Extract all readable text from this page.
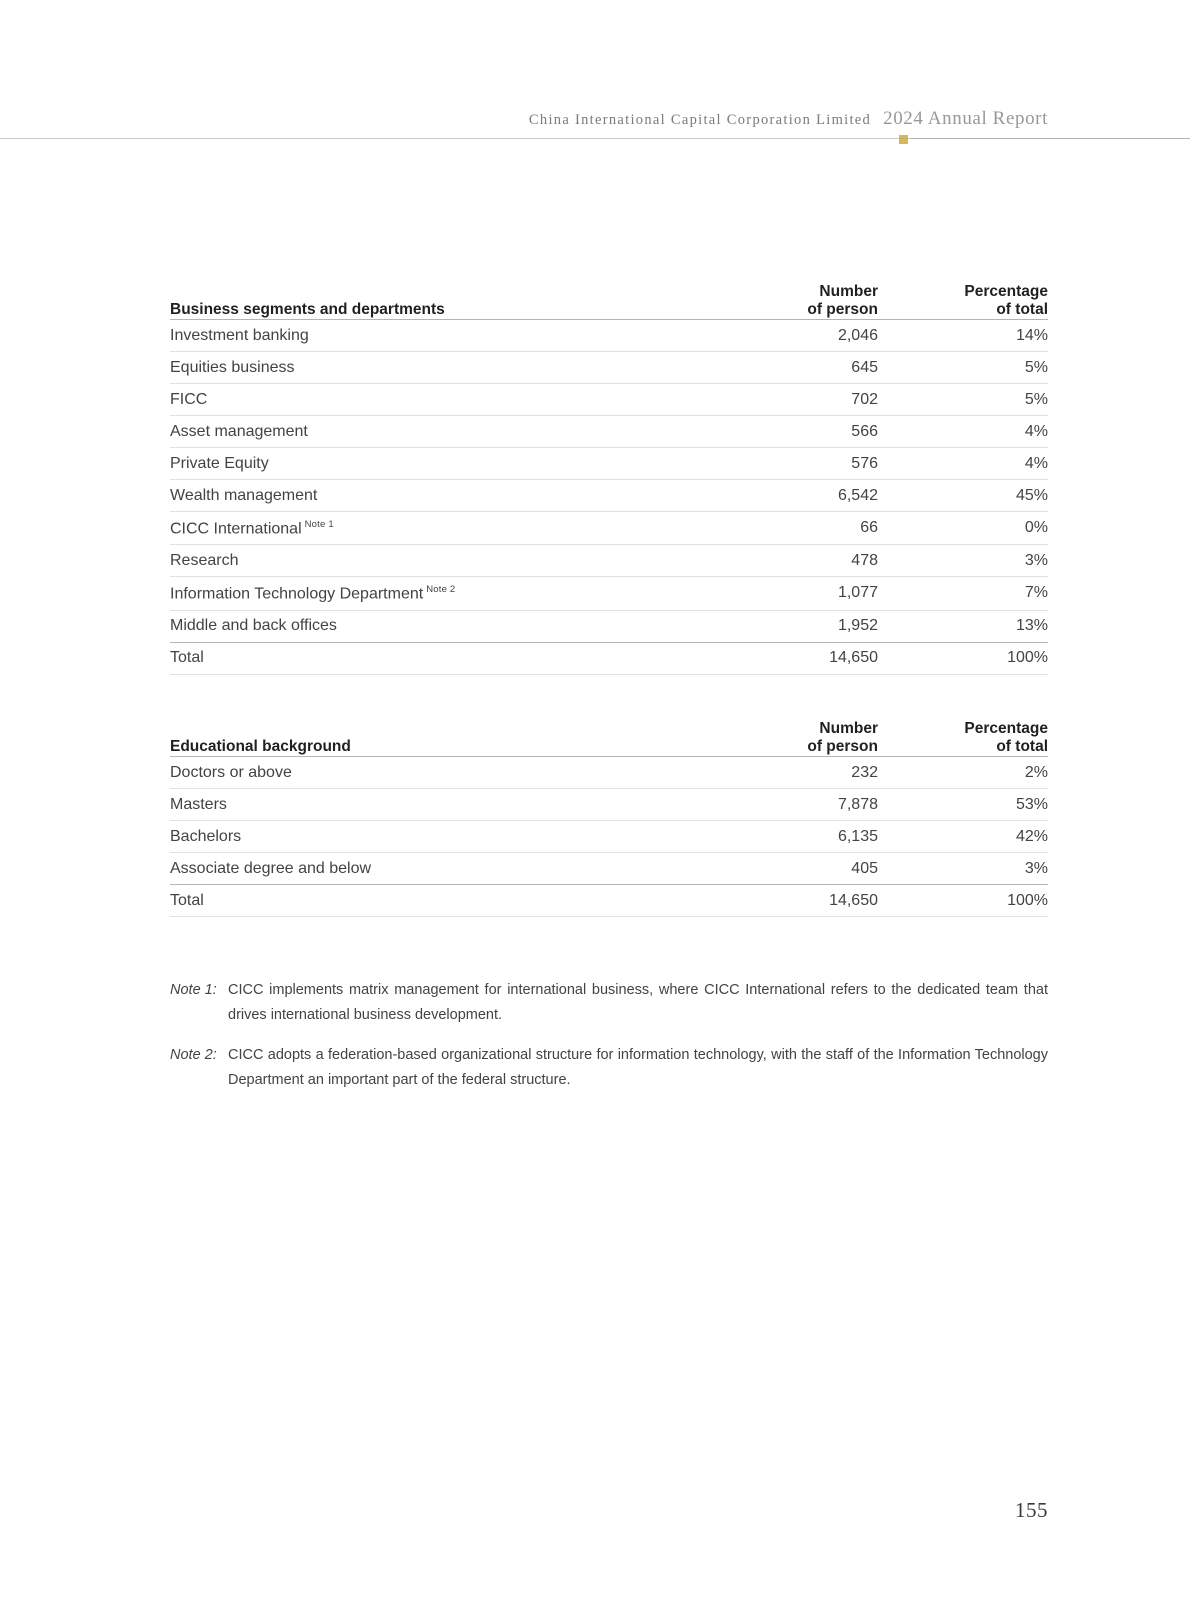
China International Capital Corporation Limited 2024 Annual Report
	Number	Percentage
Business segments and departments	of person	of total
Investment banking	2,046	14%
Equities business	645	5%
FICC	702	5%
Asset management	566	4%
Private Equity	576	4%
Wealth management	6,542	45%
CICC International $^{Note 1}$	66	0%
Research	478	3%
Information Technology Department $^{Note 2}$	1,077	7%
Middle and back offices	1,952	13%
Total	14,650	100%
	Number	Percentage
Educational background	of person	of total
Doctors or above	232	2%
Masters	7,878	53%
Bachelors	6,135	42%
Associate degree and below	405	3%
Total	14,650	100%
Note 1: CICC implements matrix management for international business, where CICC International refers to the dedicated team that drives international business development.
Note 2: CICC adopts a federation-based organizational structure for information technology, with the staff of the Information Technology Department an important part of the federal structure.
155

----------------------------------------

REQUIREMENTS
Without including any pictures, print all of the material exactly as given.

ANSWER TO THIS PROBLEM
Extract all readable text from this page.
China International Capital Corporation Limited 2024 Annual Report
	Number	Percentage
Business segments and departments	of person	of total
Investment banking	2,046	14%
Equities business	645	5%
FICC	702	5%
Asset management	566	4%
Private Equity	576	4%
Wealth management	6,542	45%
CICC International $^{Note 1}$	66	0%
Research	478	3%
Information Technology Department $^{Note 2}$	1,077	7%
Middle and back offices	1,952	13%
Total	14,650	100%
	Number	Percentage
Educational background	of person	of total
Doctors or above	232	2%
Masters	7,878	53%
Bachelors	6,135	42%
Associate degree and below	405	3%
Total	14,650	100%
Note 1: CICC implements matrix management for international business, where CICC International refers to the dedicated team that drives international business development.
Note 2: CICC adopts a federation-based organizational structure for information technology, with the staff of the Information Technology Department an important part of the federal structure.
155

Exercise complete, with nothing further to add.